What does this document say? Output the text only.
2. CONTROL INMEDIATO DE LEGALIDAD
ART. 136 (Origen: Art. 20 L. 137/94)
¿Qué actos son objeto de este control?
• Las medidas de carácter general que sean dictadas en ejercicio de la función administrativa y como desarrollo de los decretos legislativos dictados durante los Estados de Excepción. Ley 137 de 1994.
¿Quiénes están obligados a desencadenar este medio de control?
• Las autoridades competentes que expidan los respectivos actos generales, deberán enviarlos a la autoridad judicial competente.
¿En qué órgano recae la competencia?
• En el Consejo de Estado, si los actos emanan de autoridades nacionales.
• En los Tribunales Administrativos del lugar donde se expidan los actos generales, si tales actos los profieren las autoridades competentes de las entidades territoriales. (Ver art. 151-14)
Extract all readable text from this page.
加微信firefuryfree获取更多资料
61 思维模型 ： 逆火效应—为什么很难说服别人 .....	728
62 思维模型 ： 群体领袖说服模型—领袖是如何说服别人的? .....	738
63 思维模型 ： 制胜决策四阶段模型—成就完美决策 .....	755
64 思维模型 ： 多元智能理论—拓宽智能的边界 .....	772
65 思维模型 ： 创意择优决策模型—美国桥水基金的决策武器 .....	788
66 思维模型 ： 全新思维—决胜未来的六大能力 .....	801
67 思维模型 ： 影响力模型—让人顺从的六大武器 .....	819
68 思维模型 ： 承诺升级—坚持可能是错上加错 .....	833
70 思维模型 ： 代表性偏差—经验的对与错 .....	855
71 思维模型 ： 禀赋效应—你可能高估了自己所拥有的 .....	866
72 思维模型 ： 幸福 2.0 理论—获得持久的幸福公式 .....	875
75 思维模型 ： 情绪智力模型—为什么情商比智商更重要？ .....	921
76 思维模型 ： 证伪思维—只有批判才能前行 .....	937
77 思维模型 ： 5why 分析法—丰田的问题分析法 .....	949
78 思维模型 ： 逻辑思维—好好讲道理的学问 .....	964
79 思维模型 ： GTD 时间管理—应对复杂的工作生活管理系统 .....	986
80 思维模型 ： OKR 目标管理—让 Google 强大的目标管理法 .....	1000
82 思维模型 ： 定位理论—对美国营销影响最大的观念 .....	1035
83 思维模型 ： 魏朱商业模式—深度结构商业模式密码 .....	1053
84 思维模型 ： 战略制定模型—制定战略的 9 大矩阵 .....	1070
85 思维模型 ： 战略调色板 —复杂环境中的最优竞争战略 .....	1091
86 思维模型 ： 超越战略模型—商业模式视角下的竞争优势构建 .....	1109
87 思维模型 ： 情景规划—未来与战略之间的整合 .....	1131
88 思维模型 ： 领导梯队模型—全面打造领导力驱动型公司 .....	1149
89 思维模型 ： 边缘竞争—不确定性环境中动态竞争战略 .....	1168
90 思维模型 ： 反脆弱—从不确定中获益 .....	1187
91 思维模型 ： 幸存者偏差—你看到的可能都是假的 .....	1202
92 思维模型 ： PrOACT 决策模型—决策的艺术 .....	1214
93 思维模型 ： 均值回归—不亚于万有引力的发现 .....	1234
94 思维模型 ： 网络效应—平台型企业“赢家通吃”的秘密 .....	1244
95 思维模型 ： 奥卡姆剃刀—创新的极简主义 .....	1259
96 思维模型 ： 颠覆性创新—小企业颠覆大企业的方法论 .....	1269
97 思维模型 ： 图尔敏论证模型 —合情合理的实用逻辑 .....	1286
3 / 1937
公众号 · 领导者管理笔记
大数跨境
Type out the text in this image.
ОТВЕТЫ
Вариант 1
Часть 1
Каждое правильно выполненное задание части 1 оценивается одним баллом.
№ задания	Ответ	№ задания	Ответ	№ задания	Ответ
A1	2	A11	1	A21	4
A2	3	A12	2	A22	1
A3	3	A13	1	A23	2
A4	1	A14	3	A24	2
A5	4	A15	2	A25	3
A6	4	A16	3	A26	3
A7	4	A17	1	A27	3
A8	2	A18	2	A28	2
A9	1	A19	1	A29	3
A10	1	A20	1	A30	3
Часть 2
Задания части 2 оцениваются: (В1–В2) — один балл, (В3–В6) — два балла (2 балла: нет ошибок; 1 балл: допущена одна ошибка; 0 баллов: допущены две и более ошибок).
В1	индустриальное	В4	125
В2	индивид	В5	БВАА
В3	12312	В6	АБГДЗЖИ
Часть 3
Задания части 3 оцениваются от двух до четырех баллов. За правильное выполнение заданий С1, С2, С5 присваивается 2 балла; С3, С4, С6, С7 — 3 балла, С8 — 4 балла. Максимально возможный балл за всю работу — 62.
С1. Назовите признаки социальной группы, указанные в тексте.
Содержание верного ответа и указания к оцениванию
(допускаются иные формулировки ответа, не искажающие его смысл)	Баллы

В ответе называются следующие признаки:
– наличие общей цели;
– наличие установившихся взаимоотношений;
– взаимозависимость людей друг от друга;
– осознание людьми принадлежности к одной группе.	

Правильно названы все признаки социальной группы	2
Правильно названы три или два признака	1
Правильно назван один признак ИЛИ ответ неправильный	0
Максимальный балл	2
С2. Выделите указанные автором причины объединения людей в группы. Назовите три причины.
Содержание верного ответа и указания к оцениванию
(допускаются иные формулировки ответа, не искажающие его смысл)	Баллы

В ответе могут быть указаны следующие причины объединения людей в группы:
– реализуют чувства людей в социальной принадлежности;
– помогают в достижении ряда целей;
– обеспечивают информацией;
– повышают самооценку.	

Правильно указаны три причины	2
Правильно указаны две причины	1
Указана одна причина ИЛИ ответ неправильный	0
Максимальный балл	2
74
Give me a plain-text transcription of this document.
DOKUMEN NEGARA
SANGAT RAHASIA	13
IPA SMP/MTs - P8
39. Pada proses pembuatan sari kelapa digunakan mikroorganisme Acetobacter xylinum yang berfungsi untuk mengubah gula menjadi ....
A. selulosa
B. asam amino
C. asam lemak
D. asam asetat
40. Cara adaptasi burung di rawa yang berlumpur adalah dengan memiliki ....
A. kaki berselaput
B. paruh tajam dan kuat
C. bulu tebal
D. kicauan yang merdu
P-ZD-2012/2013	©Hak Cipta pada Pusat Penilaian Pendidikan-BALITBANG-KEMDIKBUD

__OBJECTIVE__
Your task is to retype all the records above with nothing left out.

__FINISHED ANSWER__
What does this document say? Output the text only.
2. CONTROL INMEDIATO DE LEGALIDAD
ART. 136 (Origen: Art. 20 L. 137/94)
¿Qué actos son objeto de este control?
• Las medidas de carácter general que sean dictadas en ejercicio de la función administrativa y como desarrollo de los decretos legislativos dictados durante los Estados de Excepción. Ley 137 de 1994.
¿Quiénes están obligados a desencadenar este medio de control?
• Las autoridades competentes que expidan los respectivos actos generales, deberán enviarlos a la autoridad judicial competente.
¿En qué órgano recae la competencia?
• En el Consejo de Estado, si los actos emanan de autoridades nacionales.
• En los Tribunales Administrativos del lugar donde se expidan los actos generales, si tales actos los profieren las autoridades competentes de las entidades territoriales. (Ver art. 151-14)
Extract all readable text from this page.
加微信firefuryfree获取更多资料
61 思维模型 ： 逆火效应—为什么很难说服别人 .....	728
62 思维模型 ： 群体领袖说服模型—领袖是如何说服别人的? .....	738
63 思维模型 ： 制胜决策四阶段模型—成就完美决策 .....	755
64 思维模型 ： 多元智能理论—拓宽智能的边界 .....	772
65 思维模型 ： 创意择优决策模型—美国桥水基金的决策武器 .....	788
66 思维模型 ： 全新思维—决胜未来的六大能力 .....	801
67 思维模型 ： 影响力模型—让人顺从的六大武器 .....	819
68 思维模型 ： 承诺升级—坚持可能是错上加错 .....	833
70 思维模型 ： 代表性偏差—经验的对与错 .....	855
71 思维模型 ： 禀赋效应—你可能高估了自己所拥有的 .....	866
72 思维模型 ： 幸福 2.0 理论—获得持久的幸福公式 .....	875
75 思维模型 ： 情绪智力模型—为什么情商比智商更重要？ .....	921
76 思维模型 ： 证伪思维—只有批判才能前行 .....	937
77 思维模型 ： 5why 分析法—丰田的问题分析法 .....	949
78 思维模型 ： 逻辑思维—好好讲道理的学问 .....	964
79 思维模型 ： GTD 时间管理—应对复杂的工作生活管理系统 .....	986
80 思维模型 ： OKR 目标管理—让 Google 强大的目标管理法 .....	1000
82 思维模型 ： 定位理论—对美国营销影响最大的观念 .....	1035
83 思维模型 ： 魏朱商业模式—深度结构商业模式密码 .....	1053
84 思维模型 ： 战略制定模型—制定战略的 9 大矩阵 .....	1070
85 思维模型 ： 战略调色板 —复杂环境中的最优竞争战略 .....	1091
86 思维模型 ： 超越战略模型—商业模式视角下的竞争优势构建 .....	1109
87 思维模型 ： 情景规划—未来与战略之间的整合 .....	1131
88 思维模型 ： 领导梯队模型—全面打造领导力驱动型公司 .....	1149
89 思维模型 ： 边缘竞争—不确定性环境中动态竞争战略 .....	1168
90 思维模型 ： 反脆弱—从不确定中获益 .....	1187
91 思维模型 ： 幸存者偏差—你看到的可能都是假的 .....	1202
92 思维模型 ： PrOACT 决策模型—决策的艺术 .....	1214
93 思维模型 ： 均值回归—不亚于万有引力的发现 .....	1234
94 思维模型 ： 网络效应—平台型企业“赢家通吃”的秘密 .....	1244
95 思维模型 ： 奥卡姆剃刀—创新的极简主义 .....	1259
96 思维模型 ： 颠覆性创新—小企业颠覆大企业的方法论 .....	1269
97 思维模型 ： 图尔敏论证模型 —合情合理的实用逻辑 .....	1286
3 / 1937
公众号 · 领导者管理笔记
大数跨境
Type out the text in this image.
ОТВЕТЫ
Вариант 1
Часть 1
Каждое правильно выполненное задание части 1 оценивается одним баллом.
№ задания	Ответ	№ задания	Ответ	№ задания	Ответ
A1	2	A11	1	A21	4
A2	3	A12	2	A22	1
A3	3	A13	1	A23	2
A4	1	A14	3	A24	2
A5	4	A15	2	A25	3
A6	4	A16	3	A26	3
A7	4	A17	1	A27	3
A8	2	A18	2	A28	2
A9	1	A19	1	A29	3
A10	1	A20	1	A30	3
Часть 2
Задания части 2 оцениваются: (В1–В2) — один балл, (В3–В6) — два балла (2 балла: нет ошибок; 1 балл: допущена одна ошибка; 0 баллов: допущены две и более ошибок).
В1	индустриальное	В4	125
В2	индивид	В5	БВАА
В3	12312	В6	АБГДЗЖИ
Часть 3
Задания части 3 оцениваются от двух до четырех баллов. За правильное выполнение заданий С1, С2, С5 присваивается 2 балла; С3, С4, С6, С7 — 3 балла, С8 — 4 балла. Максимально возможный балл за всю работу — 62.
С1. Назовите признаки социальной группы, указанные в тексте.
Содержание верного ответа и указания к оцениванию
(допускаются иные формулировки ответа, не искажающие его смысл)	Баллы

В ответе называются следующие признаки:
– наличие общей цели;
– наличие установившихся взаимоотношений;
– взаимозависимость людей друг от друга;
– осознание людьми принадлежности к одной группе.	

Правильно названы все признаки социальной группы	2
Правильно названы три или два признака	1
Правильно назван один признак ИЛИ ответ неправильный	0
Максимальный балл	2
С2. Выделите указанные автором причины объединения людей в группы. Назовите три причины.
Содержание верного ответа и указания к оцениванию
(допускаются иные формулировки ответа, не искажающие его смысл)	Баллы

В ответе могут быть указаны следующие причины объединения людей в группы:
– реализуют чувства людей в социальной принадлежности;
– помогают в достижении ряда целей;
– обеспечивают информацией;
– повышают самооценку.	

Правильно указаны три причины	2
Правильно указаны две причины	1
Указана одна причина ИЛИ ответ неправильный	0
Максимальный балл	2
74
Give me a plain-text transcription of this document.
DOKUMEN NEGARA
SANGAT RAHASIA	13
IPA SMP/MTs - P8
39. Pada proses pembuatan sari kelapa digunakan mikroorganisme Acetobacter xylinum yang berfungsi untuk mengubah gula menjadi ....
A. selulosa
B. asam amino
C. asam lemak
D. asam asetat
40. Cara adaptasi burung di rawa yang berlumpur adalah dengan memiliki ....
A. kaki berselaput
B. paruh tajam dan kuat
C. bulu tebal
D. kicauan yang merdu
P-ZD-2012/2013	©Hak Cipta pada Pusat Penilaian Pendidikan-BALITBANG-KEMDIKBUD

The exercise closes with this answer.